### WORK TO BE COMPLETED
Which lines hold the string "name"? Copy every one of them.

<<<<

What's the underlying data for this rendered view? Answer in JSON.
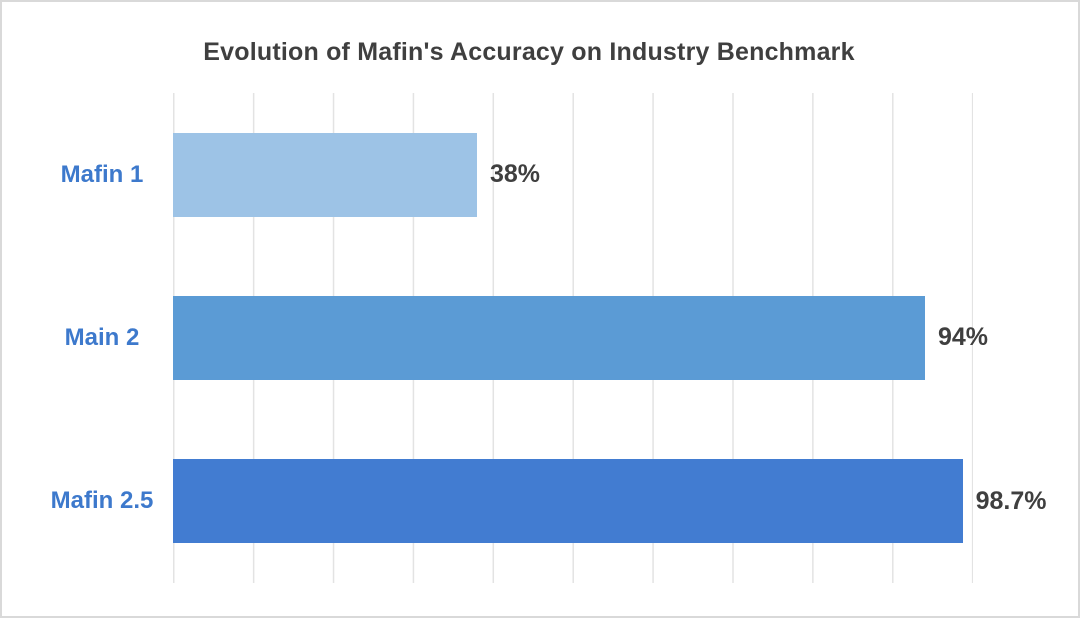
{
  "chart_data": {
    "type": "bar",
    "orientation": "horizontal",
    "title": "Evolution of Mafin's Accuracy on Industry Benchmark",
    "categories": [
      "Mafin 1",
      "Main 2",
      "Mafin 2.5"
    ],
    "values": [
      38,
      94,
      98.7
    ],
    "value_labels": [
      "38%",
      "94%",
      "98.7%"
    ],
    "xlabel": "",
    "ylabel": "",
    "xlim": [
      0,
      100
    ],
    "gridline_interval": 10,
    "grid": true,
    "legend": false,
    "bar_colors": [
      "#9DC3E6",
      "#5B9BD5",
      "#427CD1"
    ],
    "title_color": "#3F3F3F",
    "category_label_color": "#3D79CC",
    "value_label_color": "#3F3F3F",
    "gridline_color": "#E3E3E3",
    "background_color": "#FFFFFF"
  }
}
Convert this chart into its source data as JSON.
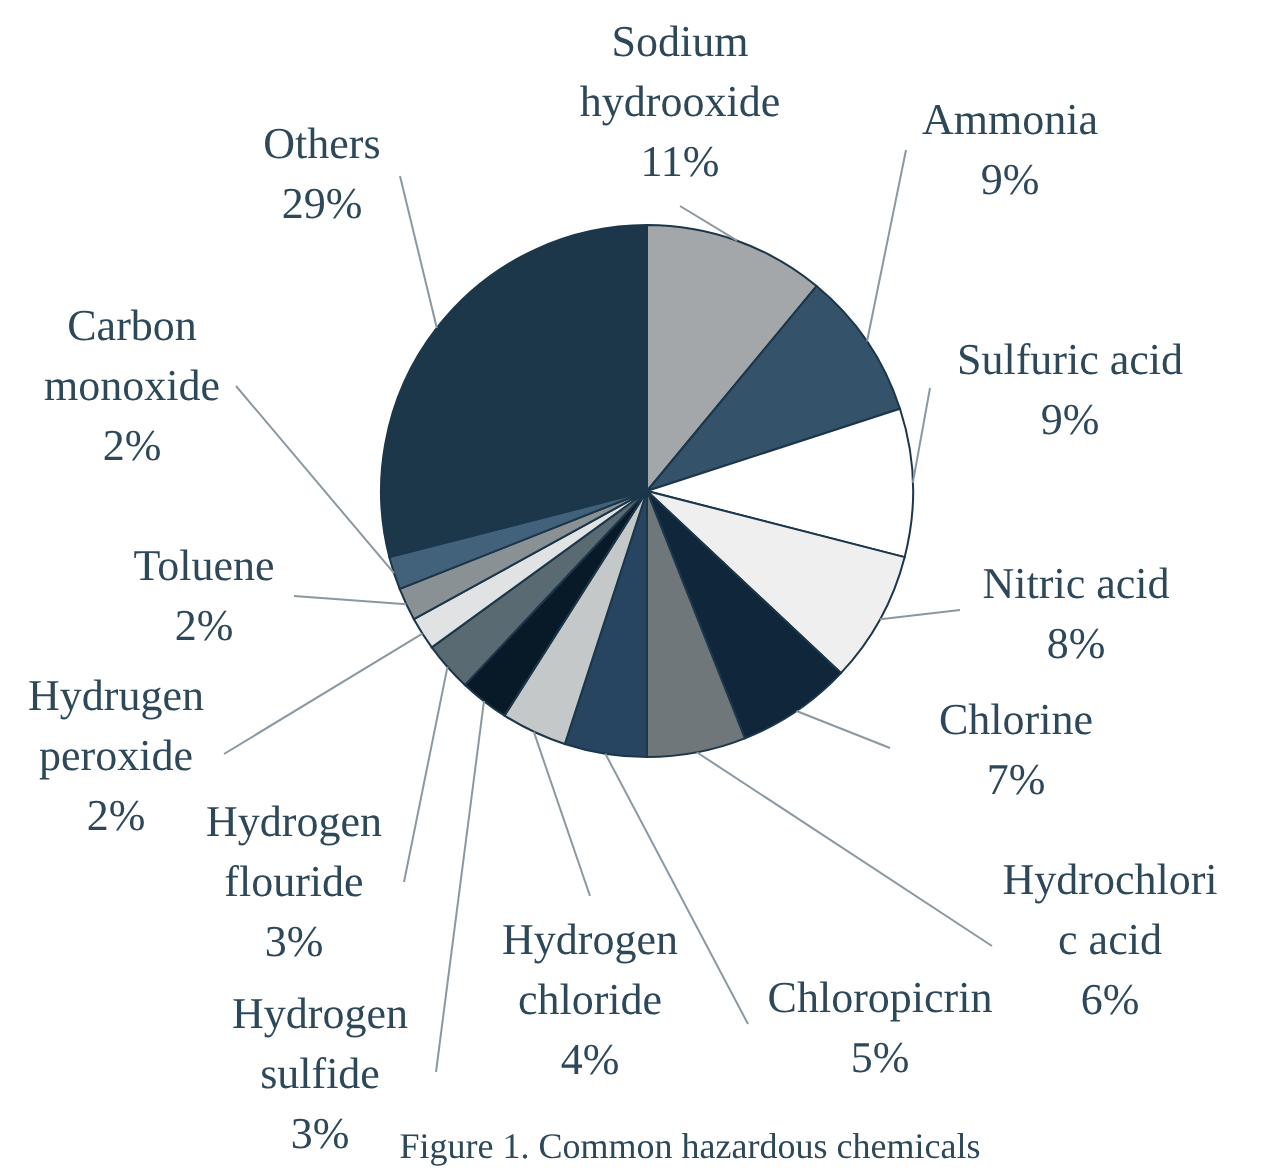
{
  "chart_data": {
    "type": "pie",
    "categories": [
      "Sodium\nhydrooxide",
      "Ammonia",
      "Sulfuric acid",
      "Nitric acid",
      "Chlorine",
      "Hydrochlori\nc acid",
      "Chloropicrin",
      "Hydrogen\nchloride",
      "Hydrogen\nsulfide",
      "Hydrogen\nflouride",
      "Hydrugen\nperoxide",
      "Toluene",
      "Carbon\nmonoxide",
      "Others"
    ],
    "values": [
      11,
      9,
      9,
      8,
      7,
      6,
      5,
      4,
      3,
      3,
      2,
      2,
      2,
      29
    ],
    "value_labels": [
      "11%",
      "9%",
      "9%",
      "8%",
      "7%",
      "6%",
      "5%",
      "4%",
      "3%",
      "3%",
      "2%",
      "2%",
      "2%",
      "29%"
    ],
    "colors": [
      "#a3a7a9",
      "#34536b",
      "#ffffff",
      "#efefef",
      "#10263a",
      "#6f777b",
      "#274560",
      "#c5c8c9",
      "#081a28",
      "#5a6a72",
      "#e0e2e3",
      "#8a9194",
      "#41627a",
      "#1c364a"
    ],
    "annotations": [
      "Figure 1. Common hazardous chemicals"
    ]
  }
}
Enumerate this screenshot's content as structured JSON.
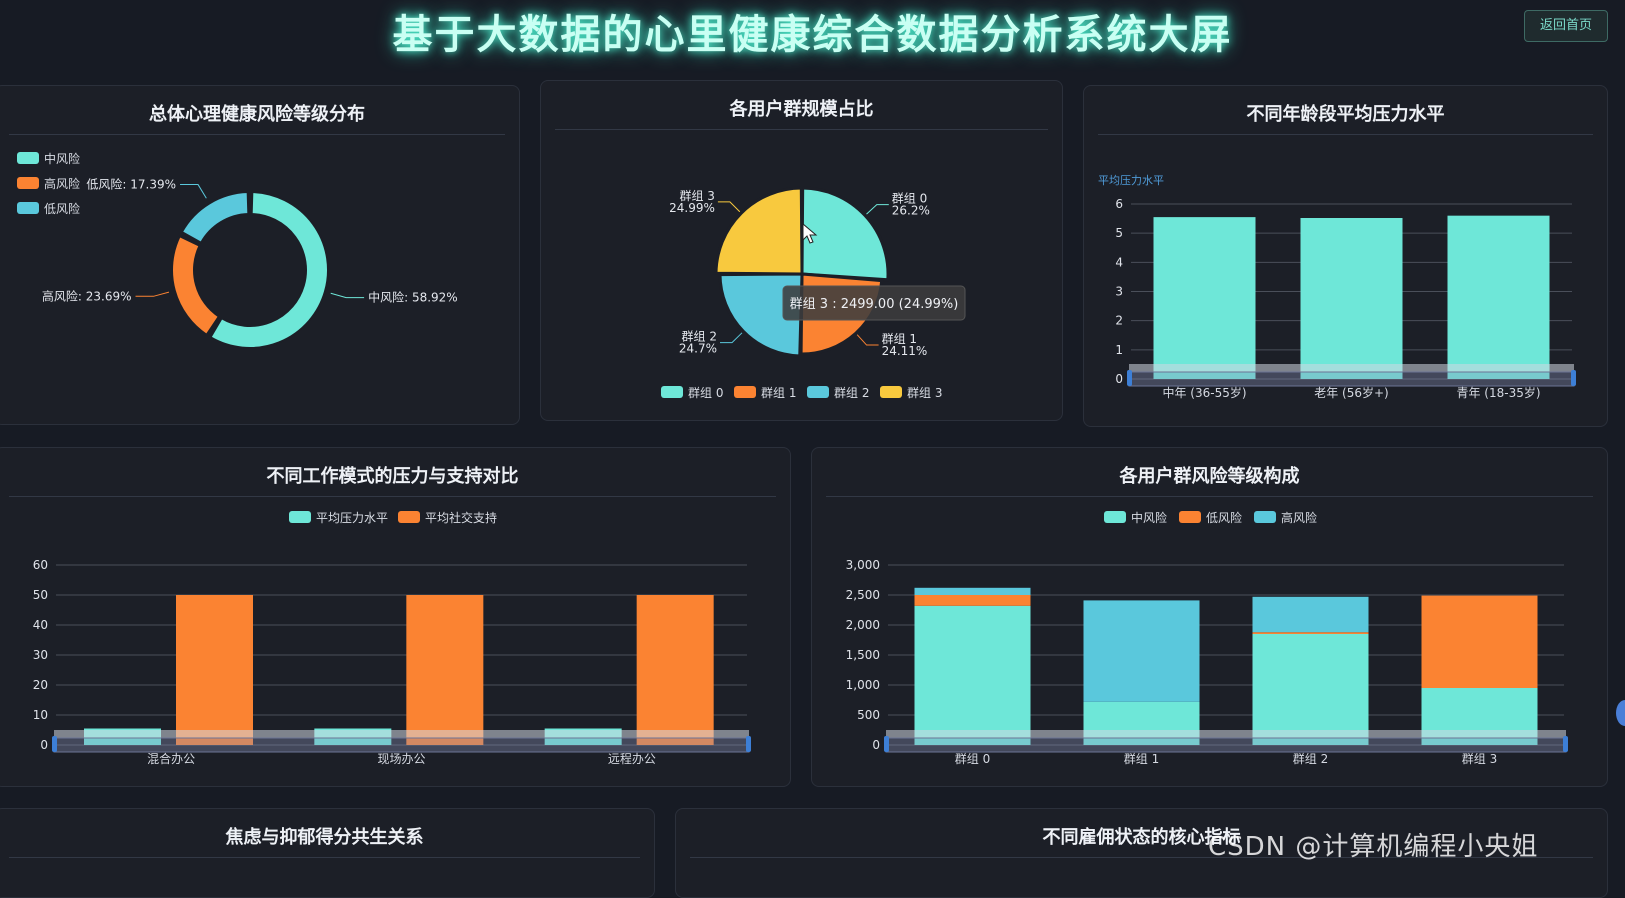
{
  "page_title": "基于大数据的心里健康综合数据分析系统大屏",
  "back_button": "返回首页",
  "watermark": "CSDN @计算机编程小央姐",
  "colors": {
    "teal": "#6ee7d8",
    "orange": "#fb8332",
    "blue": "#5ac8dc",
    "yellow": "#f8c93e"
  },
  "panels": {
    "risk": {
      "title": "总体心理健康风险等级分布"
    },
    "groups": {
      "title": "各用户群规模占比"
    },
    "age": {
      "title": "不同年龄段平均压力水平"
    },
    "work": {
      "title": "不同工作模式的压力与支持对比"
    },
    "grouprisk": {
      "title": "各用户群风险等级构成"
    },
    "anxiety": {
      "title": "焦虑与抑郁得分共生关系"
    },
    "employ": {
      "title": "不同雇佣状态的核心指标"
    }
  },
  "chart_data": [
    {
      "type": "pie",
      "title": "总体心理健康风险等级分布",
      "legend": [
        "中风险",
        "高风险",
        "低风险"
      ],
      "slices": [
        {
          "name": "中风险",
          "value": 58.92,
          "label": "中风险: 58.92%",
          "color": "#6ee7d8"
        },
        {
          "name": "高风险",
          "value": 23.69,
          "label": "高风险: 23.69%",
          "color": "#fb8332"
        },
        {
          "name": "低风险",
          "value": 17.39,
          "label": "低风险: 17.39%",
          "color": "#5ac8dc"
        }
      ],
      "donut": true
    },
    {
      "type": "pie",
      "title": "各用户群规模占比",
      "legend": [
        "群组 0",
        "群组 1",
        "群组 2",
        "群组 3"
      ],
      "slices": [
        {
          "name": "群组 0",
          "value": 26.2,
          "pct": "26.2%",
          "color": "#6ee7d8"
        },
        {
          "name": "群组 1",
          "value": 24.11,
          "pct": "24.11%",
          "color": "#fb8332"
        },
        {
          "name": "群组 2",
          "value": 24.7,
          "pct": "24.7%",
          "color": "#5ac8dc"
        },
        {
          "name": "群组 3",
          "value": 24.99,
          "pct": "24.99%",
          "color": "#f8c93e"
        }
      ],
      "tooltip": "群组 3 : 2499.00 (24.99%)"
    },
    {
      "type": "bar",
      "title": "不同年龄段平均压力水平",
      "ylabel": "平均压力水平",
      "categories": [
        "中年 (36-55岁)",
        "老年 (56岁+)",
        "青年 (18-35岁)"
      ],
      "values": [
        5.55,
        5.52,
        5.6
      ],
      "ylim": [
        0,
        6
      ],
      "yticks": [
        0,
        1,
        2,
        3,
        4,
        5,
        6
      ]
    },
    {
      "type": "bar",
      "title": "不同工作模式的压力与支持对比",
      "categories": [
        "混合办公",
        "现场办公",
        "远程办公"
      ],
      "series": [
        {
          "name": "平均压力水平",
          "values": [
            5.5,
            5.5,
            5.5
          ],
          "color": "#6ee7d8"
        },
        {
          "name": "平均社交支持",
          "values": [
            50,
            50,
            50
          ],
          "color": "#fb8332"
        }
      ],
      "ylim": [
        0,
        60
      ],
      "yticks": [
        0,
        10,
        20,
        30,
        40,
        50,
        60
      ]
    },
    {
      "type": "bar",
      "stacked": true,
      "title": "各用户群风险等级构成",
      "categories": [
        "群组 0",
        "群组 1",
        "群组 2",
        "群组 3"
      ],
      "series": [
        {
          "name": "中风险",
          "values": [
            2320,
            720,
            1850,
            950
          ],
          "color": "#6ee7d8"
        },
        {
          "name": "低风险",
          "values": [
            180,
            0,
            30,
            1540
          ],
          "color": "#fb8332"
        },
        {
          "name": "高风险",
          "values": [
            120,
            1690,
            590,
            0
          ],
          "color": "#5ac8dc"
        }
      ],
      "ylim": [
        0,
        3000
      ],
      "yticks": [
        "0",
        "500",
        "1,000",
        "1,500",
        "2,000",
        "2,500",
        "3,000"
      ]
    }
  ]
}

>>>>

### EXERCISE RESULT
          "name": "中风险",
          "name": "高风险",
          "name": "低风险",
          "name": "群组 0",
          "name": "群组 1",
          "name": "群组 2",
          "name": "群组 3",
          "name": "平均压力水平",
          "name": "平均社交支持",
          "name": "中风险",
          "name": "低风险",
          "name": "高风险",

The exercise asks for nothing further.